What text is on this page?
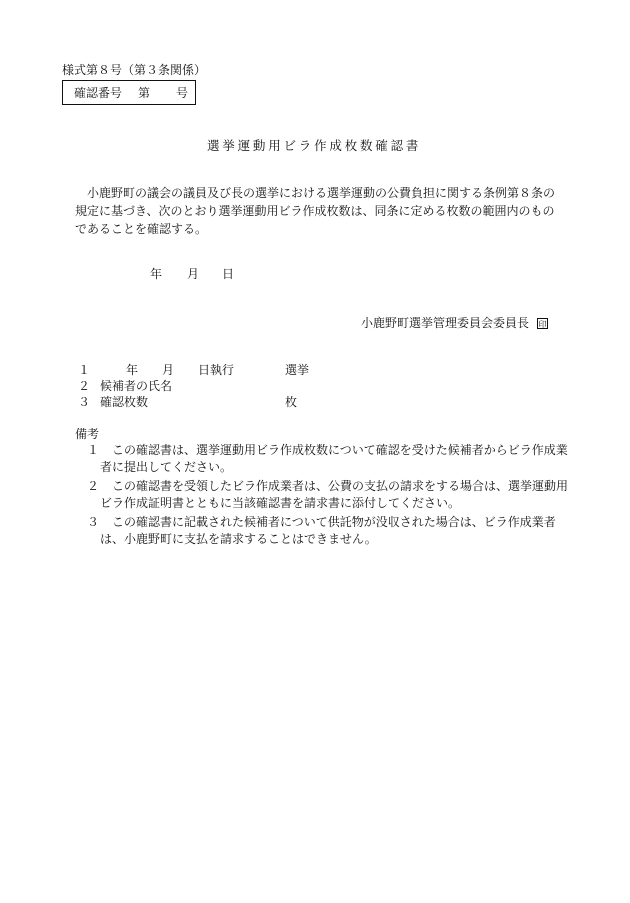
様式第８号（第３条関係）
確認番号 第 号
選挙運動用ビラ作成枚数確認書

小鹿野町の議会の議員及び長の選挙における選挙運動の公費負担に関する条例第８条の

規定に基づき、次のとおり選挙運動用ビラ作成枚数は、同条に定める枚数の範囲内のもの

であることを確認する。

年 月 日
小鹿野町選挙管理委員会委員長 印
１	年 月 日執行	選挙
２ 候補者の氏名
３ 確認枚数	枚
備考
１	この確認書は、選挙運動用ビラ作成枚数について確認を受けた候補者からビラ作成業者に提出してください。
２	この確認書を受領したビラ作成業者は、公費の支払の請求をする場合は、選挙運動用ビラ作成証明書とともに当該確認書を請求書に添付してください。
３	この確認書に記載された候補者について供託物が没収された場合は、ビラ作成業者は、小鹿野町に支払を請求することはできません。
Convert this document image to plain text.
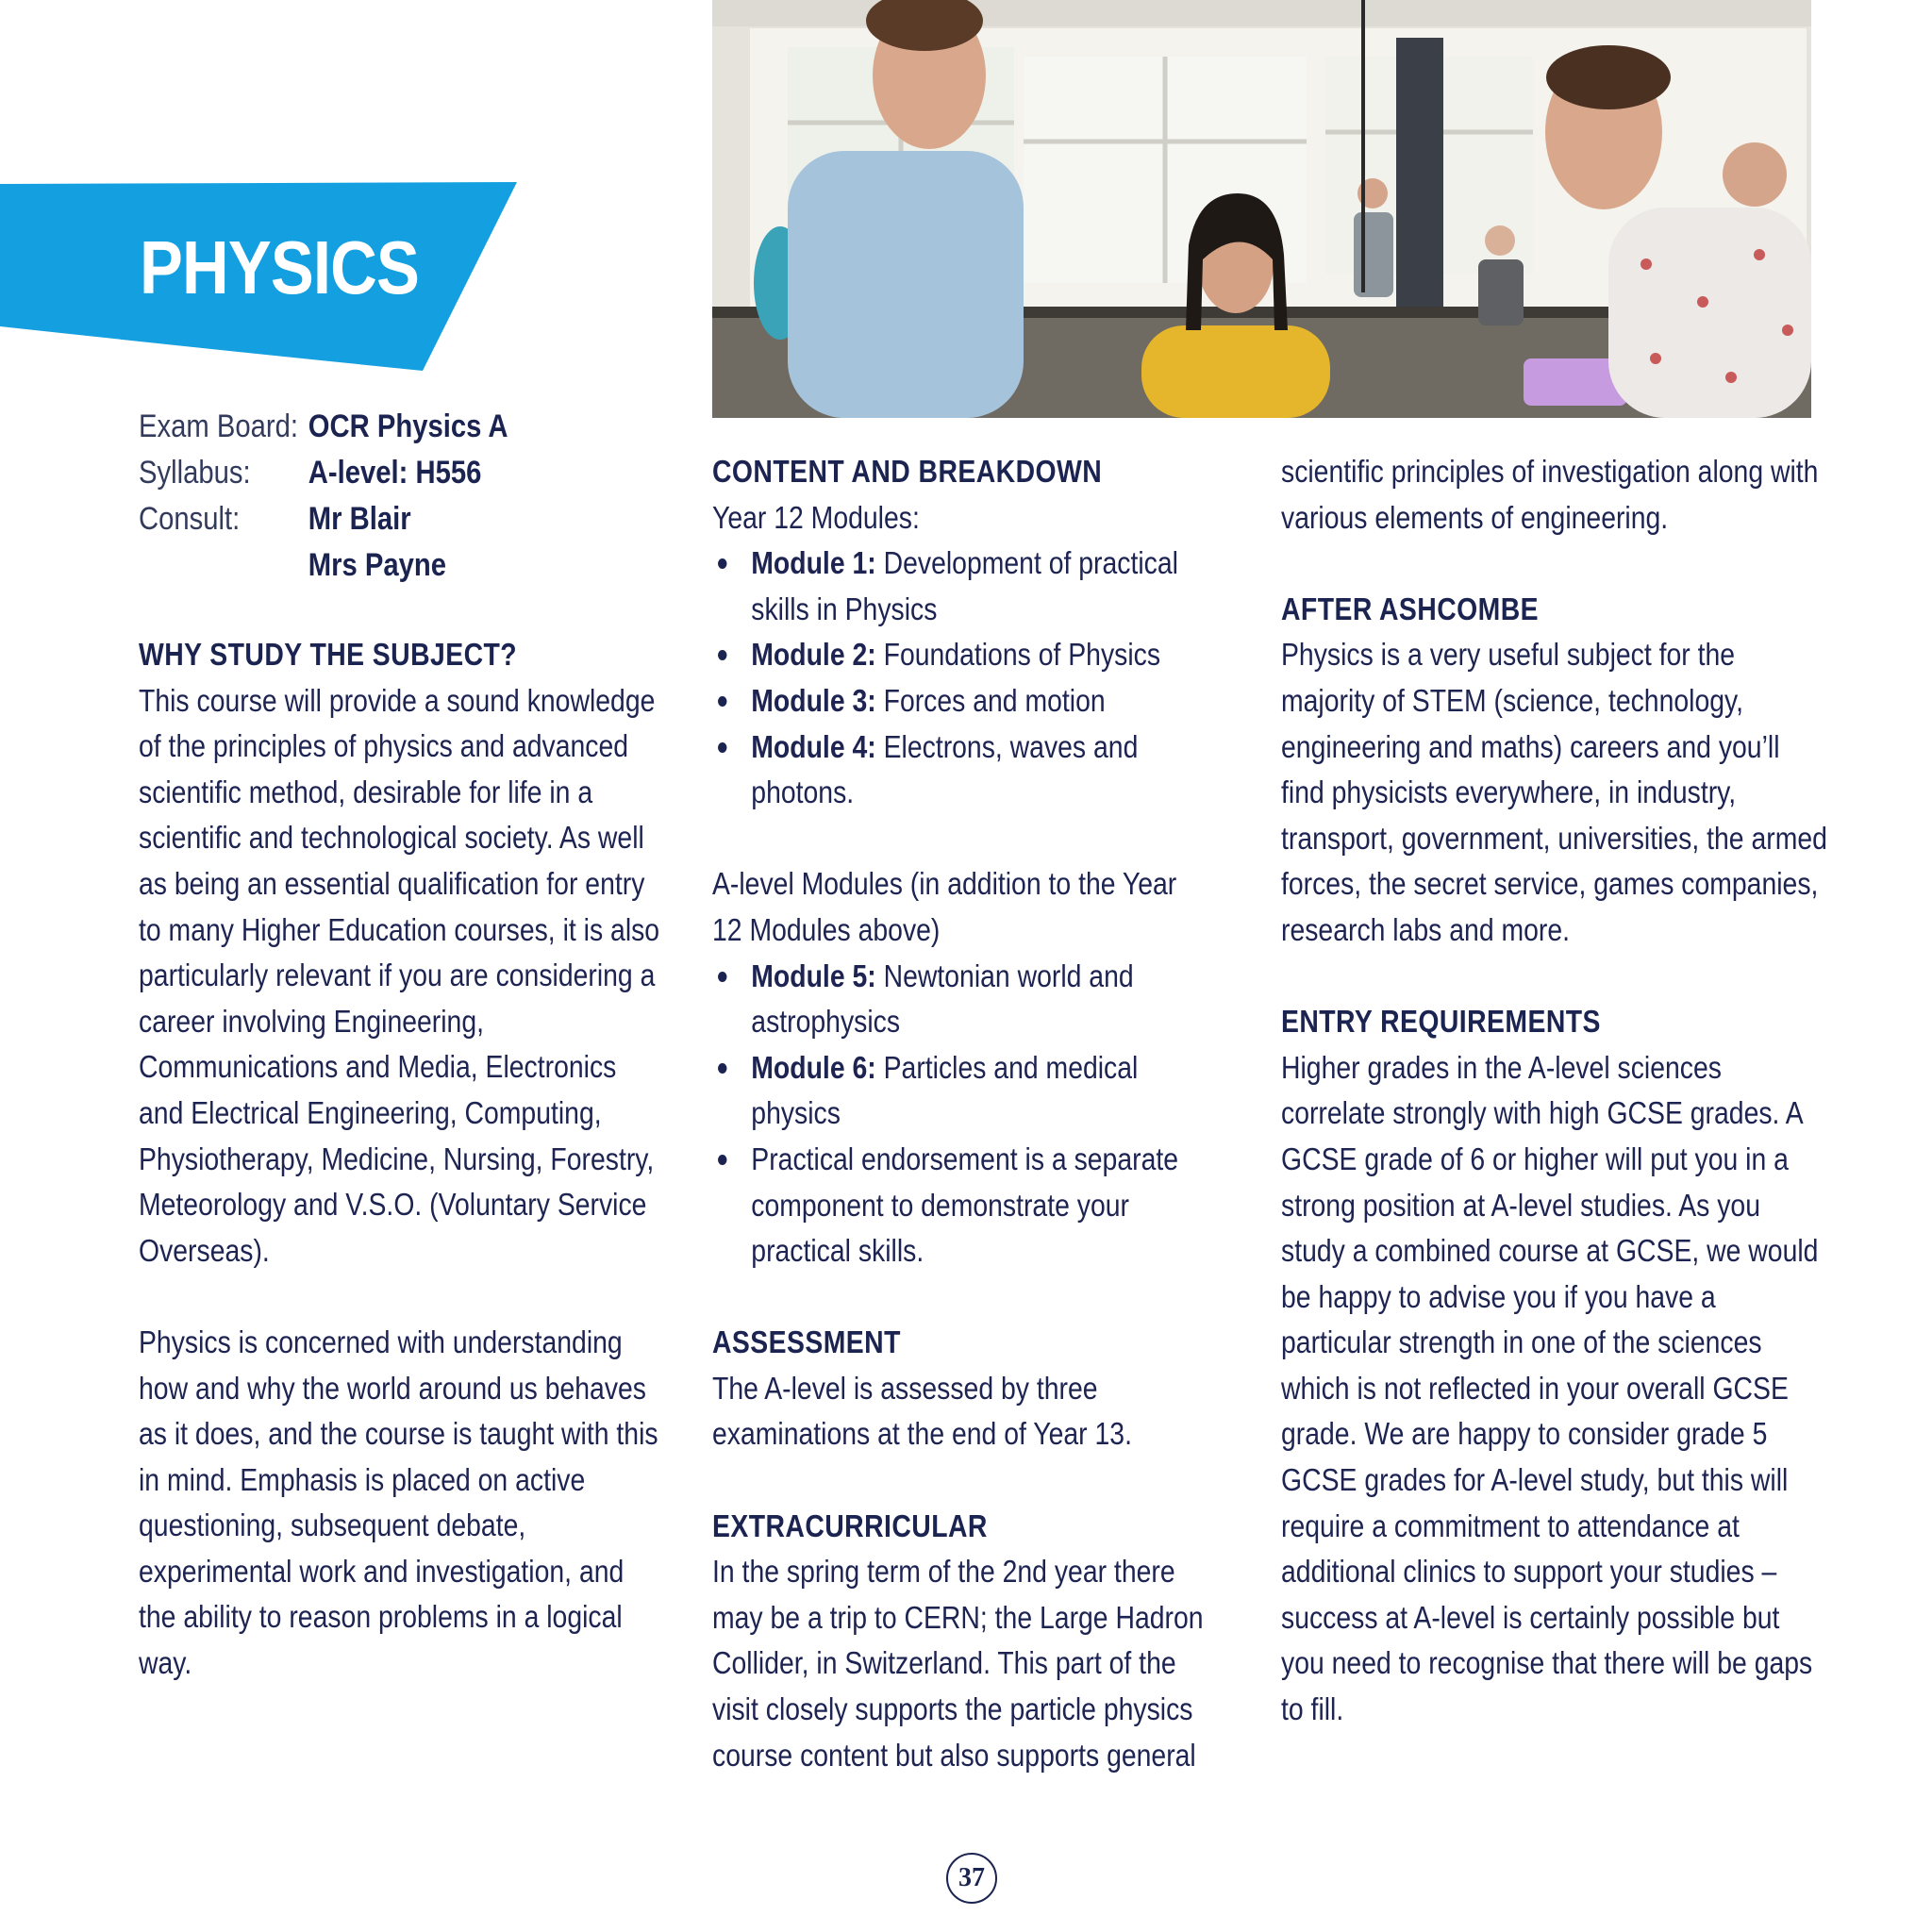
PHYSICS
Exam Board: OCR Physics A
Syllabus:	A-level: H556
Consult:	Mr Blair
Mrs Payne
WHY STUDY THE SUBJECT?

This course will provide a sound knowledge of the principles of physics and advanced scientific method, desirable for life in a scientific and technological society. As well as being an essential qualification for entry to many Higher Education courses, it is also particularly relevant if you are considering a career involving Engineering, Communications and Media, Electronics and Electrical Engineering, Computing, Physiotherapy, Medicine, Nursing, Forestry, Meteorology and V.S.O. (Voluntary Service Overseas).

Physics is concerned with understanding how and why the world around us behaves as it does, and the course is taught with this in mind. Emphasis is placed on active questioning, subsequent debate, experimental work and investigation, and the ability to reason problems in a logical way.

CONTENT AND BREAKDOWN

Year 12 Modules:

Module 1: Development of practical skills in Physics
Module 2: Foundations of Physics
Module 3: Forces and motion
Module 4: Electrons, waves and photons.

A-level Modules (in addition to the Year 12 Modules above)

Module 5: Newtonian world and astrophysics
Module 6: Particles and medical physics
Practical endorsement is a separate component to demonstrate your practical skills.
ASSESSMENT

The A-level is assessed by three examinations at the end of Year 13.

EXTRACURRICULAR

In the spring term of the 2nd year there may be a trip to CERN; the Large Hadron Collider, in Switzerland. This part of the visit closely supports the particle physics course content but also supports general

scientific principles of investigation along with various elements of engineering.

AFTER ASHCOMBE

Physics is a very useful subject for the majority of STEM (science, technology, engineering and maths) careers and you’ll find physicists everywhere, in industry, transport, government, universities, the armed forces, the secret service, games companies, research labs and more.

ENTRY REQUIREMENTS

Higher grades in the A-level sciences correlate strongly with high GCSE grades. A GCSE grade of 6 or higher will put you in a strong position at A-level studies. As you study a combined course at GCSE, we would be happy to advise you if you have a particular strength in one of the sciences which is not reflected in your overall GCSE grade. We are happy to consider grade 5 GCSE grades for A-level study, but this will require a commitment to attendance at additional clinics to support your studies – success at A-level is certainly possible but you need to recognise that there will be gaps to fill.

37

Short problem: Find the word "also" in the records and pull out each line that has it.

Written solution:
This course will provide a sound knowledge of the principles of physics and advanced scientific method, desirable for life in a scientific and technological society. As well as being an essential qualification for entry to many Higher Education courses, it is also particularly relevant if you are considering a career involving Engineering, Communications and Media, Electronics and Electrical Engineering, Computing, Physiotherapy, Medicine, Nursing, Forestry, Meteorology and V.S.O. (Voluntary Service Overseas).
In the spring term of the 2nd year there may be a trip to CERN; the Large Hadron Collider, in Switzerland. This part of the visit closely supports the particle physics course content but also supports general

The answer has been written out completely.